| Task statement |
Reproduce all the lines below exactly and omit the images.
++++ Extracted entries
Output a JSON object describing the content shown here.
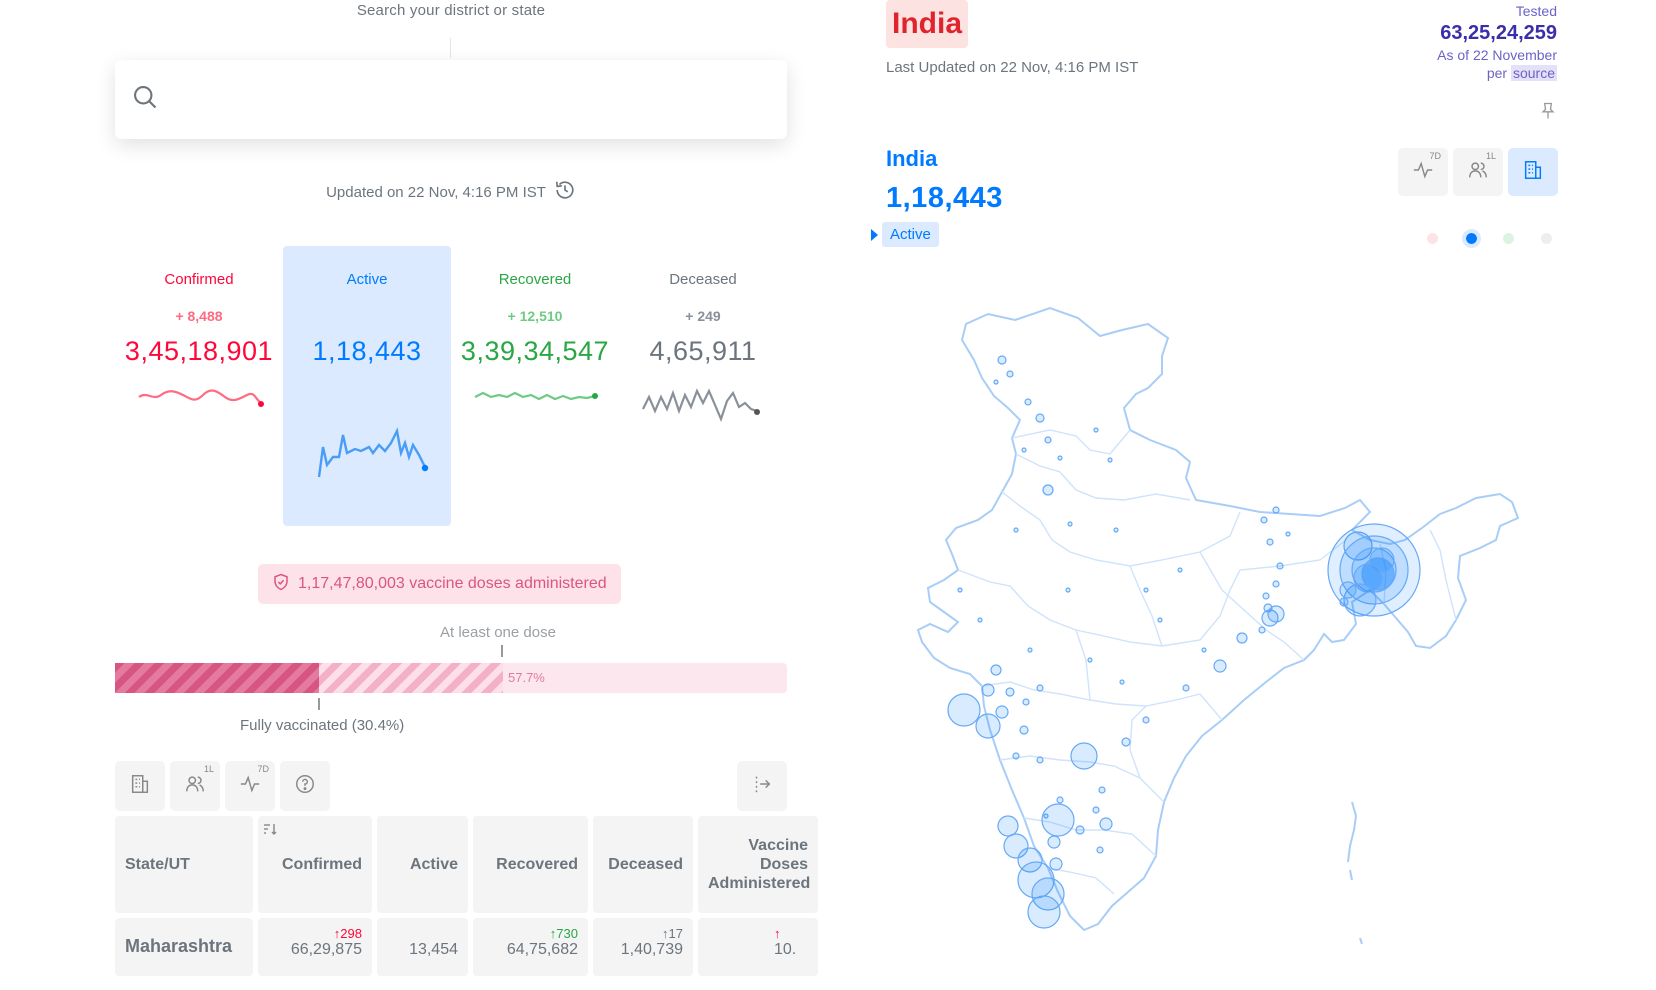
{
  "search": {
    "label": "Search your district or state",
    "placeholder": ""
  },
  "updated": "Updated on 22 Nov, 4:16 PM IST",
  "stats": {
    "confirmed": {
      "label": "Confirmed",
      "delta": "+ 8,488",
      "total": "3,45,18,901"
    },
    "active": {
      "label": "Active",
      "delta": "",
      "total": "1,18,443"
    },
    "recovered": {
      "label": "Recovered",
      "delta": "+ 12,510",
      "total": "3,39,34,547"
    },
    "deceased": {
      "label": "Deceased",
      "delta": "+ 249",
      "total": "4,65,911"
    }
  },
  "colors": {
    "confirmed": "#ff073a",
    "active": "#007bff",
    "recovered": "#28a745",
    "deceased": "#6c757d",
    "vaccine": "#db5581"
  },
  "vaccination": {
    "doses": "1,17,47,80,003 vaccine doses administered",
    "at_least_one_label": "At least one dose",
    "at_least_one_pct": 57.7,
    "at_least_one_text": "57.7%",
    "fully_label": "Fully vaccinated (30.4%)",
    "fully_pct": 30.4
  },
  "table_toolbar": {
    "buttons": [
      {
        "icon": "building-icon",
        "sup": ""
      },
      {
        "icon": "users-icon",
        "sup": "1L"
      },
      {
        "icon": "pulse-icon",
        "sup": "7D"
      },
      {
        "icon": "help-icon",
        "sup": ""
      }
    ],
    "expand_icon": "expand-columns-icon"
  },
  "table": {
    "headers": [
      "State/UT",
      "Confirmed",
      "Active",
      "Recovered",
      "Deceased",
      "Vaccine Doses Administered"
    ],
    "rows": [
      {
        "state": "Maharashtra",
        "confirmed": {
          "delta": "↑298",
          "total": "66,29,875"
        },
        "active": {
          "total": "13,454"
        },
        "recovered": {
          "delta": "↑730",
          "total": "64,75,682"
        },
        "deceased": {
          "delta": "↑17",
          "total": "1,40,739"
        },
        "vaccine": {
          "delta": "↑",
          "total": "10."
        }
      }
    ]
  },
  "right": {
    "region_tag": "India",
    "last_updated": "Last Updated on 22 Nov, 4:16 PM IST",
    "tested": {
      "label": "Tested",
      "value": "63,25,24,259",
      "as_of": "As of 22 November",
      "per": "per",
      "source": "source"
    },
    "map": {
      "region": "India",
      "total": "1,18,443",
      "statistic": "Active"
    },
    "map_buttons": [
      {
        "icon": "pulse-icon",
        "sup": "7D"
      },
      {
        "icon": "users-icon",
        "sup": "1L"
      },
      {
        "icon": "building-icon",
        "sup": ""
      }
    ]
  }
}
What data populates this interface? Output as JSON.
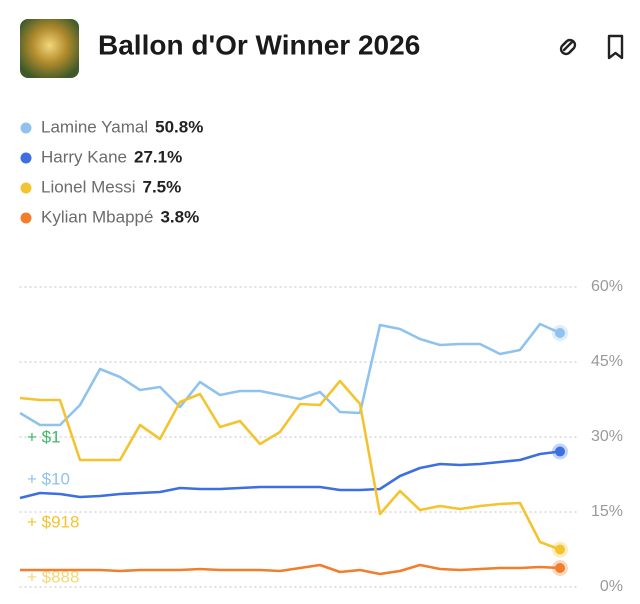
{
  "chart_data": {
    "type": "line",
    "title": "Ballon d'Or Winner 2026",
    "series": [
      {
        "name": "Lamine Yamal",
        "color": "#8fc3ee",
        "values": [
          34.8,
          32.4,
          32.4,
          36.4,
          43.6,
          42,
          39.4,
          40,
          36,
          41,
          38.4,
          39.2,
          39.2,
          38.4,
          37.6,
          39,
          35,
          34.8,
          52.4,
          51.6,
          49.6,
          48.4,
          48.6,
          48.6,
          46.6,
          47.4,
          52.6,
          50.8
        ],
        "value_labels": [
          null,
          null,
          null,
          null,
          null,
          null,
          null,
          null,
          null,
          null,
          null,
          null,
          null,
          null,
          null,
          null,
          null,
          null,
          null,
          null,
          null,
          null,
          null,
          null,
          null,
          null,
          null,
          "50.8%"
        ]
      },
      {
        "name": "Harry Kane",
        "color": "#3d6fe0",
        "values": [
          17.8,
          18.8,
          18.6,
          18,
          18.2,
          18.6,
          18.8,
          19,
          19.8,
          19.6,
          19.6,
          19.8,
          20,
          20,
          20,
          20,
          19.4,
          19.4,
          19.6,
          22.2,
          23.8,
          24.6,
          24.4,
          24.6,
          25,
          25.4,
          26.6,
          27.1
        ],
        "value_labels": [
          null,
          null,
          null,
          null,
          null,
          null,
          null,
          null,
          null,
          null,
          null,
          null,
          null,
          null,
          null,
          null,
          null,
          null,
          null,
          null,
          null,
          null,
          null,
          null,
          null,
          null,
          null,
          "27.1%"
        ]
      },
      {
        "name": "Lionel Messi",
        "color": "#f4c430",
        "values": [
          37.8,
          37.4,
          37.4,
          25.4,
          25.4,
          25.4,
          32.4,
          29.6,
          37,
          38.6,
          32,
          33.2,
          28.6,
          31,
          36.6,
          36.4,
          41.2,
          36.6,
          14.6,
          19.2,
          15.4,
          16.2,
          15.6,
          16.2,
          16.6,
          16.8,
          9,
          7.5
        ],
        "value_labels": [
          null,
          null,
          null,
          null,
          null,
          null,
          null,
          null,
          null,
          null,
          null,
          null,
          null,
          null,
          null,
          null,
          null,
          null,
          null,
          null,
          null,
          null,
          null,
          null,
          null,
          null,
          null,
          "7.5%"
        ]
      },
      {
        "name": "Kylian Mbappé",
        "color": "#f07e2c",
        "values": [
          3.4,
          3.4,
          3.4,
          3.4,
          3.4,
          3.2,
          3.4,
          3.4,
          3.4,
          3.6,
          3.4,
          3.4,
          3.4,
          3.2,
          3.8,
          4.4,
          3,
          3.4,
          2.6,
          3.2,
          4.4,
          3.6,
          3.4,
          3.6,
          3.8,
          3.8,
          4,
          3.8
        ],
        "value_labels": [
          null,
          null,
          null,
          null,
          null,
          null,
          null,
          null,
          null,
          null,
          null,
          null,
          null,
          null,
          null,
          null,
          null,
          null,
          null,
          null,
          null,
          null,
          null,
          null,
          null,
          null,
          null,
          "3.8%"
        ]
      }
    ],
    "ylim": [
      0,
      60
    ],
    "yticks": [
      {
        "value": 0,
        "label": "0%"
      },
      {
        "value": 15,
        "label": "15%"
      },
      {
        "value": 30,
        "label": "30%"
      },
      {
        "value": 45,
        "label": "45%"
      },
      {
        "value": 60,
        "label": "60%"
      }
    ],
    "grid": true,
    "annotations": [
      "+ $1",
      "+ $10",
      "+ $918",
      "+ $888"
    ]
  }
}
++++++++
| Answer in full |
Output a JSON object describing the content shown here.
{
  "search": {
    "label": "Search your district or state",
    "placeholder": ""
  },
  "updated": "Updated on 22 Nov, 4:16 PM IST",
  "stats": {
    "confirmed": {
      "label": "Confirmed",
      "delta": "+ 8,488",
      "total": "3,45,18,901"
    },
    "active": {
      "label": "Active",
      "delta": "",
      "total": "1,18,443"
    },
    "recovered": {
      "label": "Recovered",
      "delta": "+ 12,510",
      "total": "3,39,34,547"
    },
    "deceased": {
      "label": "Deceased",
      "delta": "+ 249",
      "total": "4,65,911"
    }
  },
  "colors": {
    "confirmed": "#ff073a",
    "active": "#007bff",
    "recovered": "#28a745",
    "deceased": "#6c757d",
    "vaccine": "#db5581"
  },
  "vaccination": {
    "doses": "1,17,47,80,003 vaccine doses administered",
    "at_least_one_label": "At least one dose",
    "at_least_one_pct": 57.7,
    "at_least_one_text": "57.7%",
    "fully_label": "Fully vaccinated (30.4%)",
    "fully_pct": 30.4
  },
  "table_toolbar": {
    "buttons": [
      {
        "icon": "building-icon",
        "sup": ""
      },
      {
        "icon": "users-icon",
        "sup": "1L"
      },
      {
        "icon": "pulse-icon",
        "sup": "7D"
      },
      {
        "icon": "help-icon",
        "sup": ""
      }
    ],
    "expand_icon": "expand-columns-icon"
  },
  "table": {
    "headers": [
      "State/UT",
      "Confirmed",
      "Active",
      "Recovered",
      "Deceased",
      "Vaccine Doses Administered"
    ],
    "rows": [
      {
        "state": "Maharashtra",
        "confirmed": {
          "delta": "↑298",
          "total": "66,29,875"
        },
        "active": {
          "total": "13,454"
        },
        "recovered": {
          "delta": "↑730",
          "total": "64,75,682"
        },
        "deceased": {
          "delta": "↑17",
          "total": "1,40,739"
        },
        "vaccine": {
          "delta": "↑",
          "total": "10."
        }
      }
    ]
  },
  "right": {
    "region_tag": "India",
    "last_updated": "Last Updated on 22 Nov, 4:16 PM IST",
    "tested": {
      "label": "Tested",
      "value": "63,25,24,259",
      "as_of": "As of 22 November",
      "per": "per",
      "source": "source"
    },
    "map": {
      "region": "India",
      "total": "1,18,443",
      "statistic": "Active"
    },
    "map_buttons": [
      {
        "icon": "pulse-icon",
        "sup": "7D"
      },
      {
        "icon": "users-icon",
        "sup": "1L"
      },
      {
        "icon": "building-icon",
        "sup": ""
      }
    ]
  }
}
What data populates this interface? Output as JSON.
{
  "chart_data": {
    "type": "line",
    "title": "Ballon d'Or Winner 2026",
    "series": [
      {
        "name": "Lamine Yamal",
        "color": "#8fc3ee",
        "values": [
          34.8,
          32.4,
          32.4,
          36.4,
          43.6,
          42,
          39.4,
          40,
          36,
          41,
          38.4,
          39.2,
          39.2,
          38.4,
          37.6,
          39,
          35,
          34.8,
          52.4,
          51.6,
          49.6,
          48.4,
          48.6,
          48.6,
          46.6,
          47.4,
          52.6,
          50.8
        ],
        "value_labels": [
          null,
          null,
          null,
          null,
          null,
          null,
          null,
          null,
          null,
          null,
          null,
          null,
          null,
          null,
          null,
          null,
          null,
          null,
          null,
          null,
          null,
          null,
          null,
          null,
          null,
          null,
          null,
          "50.8%"
        ]
      },
      {
        "name": "Harry Kane",
        "color": "#3d6fe0",
        "values": [
          17.8,
          18.8,
          18.6,
          18,
          18.2,
          18.6,
          18.8,
          19,
          19.8,
          19.6,
          19.6,
          19.8,
          20,
          20,
          20,
          20,
          19.4,
          19.4,
          19.6,
          22.2,
          23.8,
          24.6,
          24.4,
          24.6,
          25,
          25.4,
          26.6,
          27.1
        ],
        "value_labels": [
          null,
          null,
          null,
          null,
          null,
          null,
          null,
          null,
          null,
          null,
          null,
          null,
          null,
          null,
          null,
          null,
          null,
          null,
          null,
          null,
          null,
          null,
          null,
          null,
          null,
          null,
          null,
          "27.1%"
        ]
      },
      {
        "name": "Lionel Messi",
        "color": "#f4c430",
        "values": [
          37.8,
          37.4,
          37.4,
          25.4,
          25.4,
          25.4,
          32.4,
          29.6,
          37,
          38.6,
          32,
          33.2,
          28.6,
          31,
          36.6,
          36.4,
          41.2,
          36.6,
          14.6,
          19.2,
          15.4,
          16.2,
          15.6,
          16.2,
          16.6,
          16.8,
          9,
          7.5
        ],
        "value_labels": [
          null,
          null,
          null,
          null,
          null,
          null,
          null,
          null,
          null,
          null,
          null,
          null,
          null,
          null,
          null,
          null,
          null,
          null,
          null,
          null,
          null,
          null,
          null,
          null,
          null,
          null,
          null,
          "7.5%"
        ]
      },
      {
        "name": "Kylian Mbappé",
        "color": "#f07e2c",
        "values": [
          3.4,
          3.4,
          3.4,
          3.4,
          3.4,
          3.2,
          3.4,
          3.4,
          3.4,
          3.6,
          3.4,
          3.4,
          3.4,
          3.2,
          3.8,
          4.4,
          3,
          3.4,
          2.6,
          3.2,
          4.4,
          3.6,
          3.4,
          3.6,
          3.8,
          3.8,
          4,
          3.8
        ],
        "value_labels": [
          null,
          null,
          null,
          null,
          null,
          null,
          null,
          null,
          null,
          null,
          null,
          null,
          null,
          null,
          null,
          null,
          null,
          null,
          null,
          null,
          null,
          null,
          null,
          null,
          null,
          null,
          null,
          "3.8%"
        ]
      }
    ],
    "ylim": [
      0,
      60
    ],
    "yticks": [
      {
        "value": 0,
        "label": "0%"
      },
      {
        "value": 15,
        "label": "15%"
      },
      {
        "value": 30,
        "label": "30%"
      },
      {
        "value": 45,
        "label": "45%"
      },
      {
        "value": 60,
        "label": "60%"
      }
    ],
    "grid": true,
    "annotations": [
      "+ $1",
      "+ $10",
      "+ $918",
      "+ $888"
    ]
  }
}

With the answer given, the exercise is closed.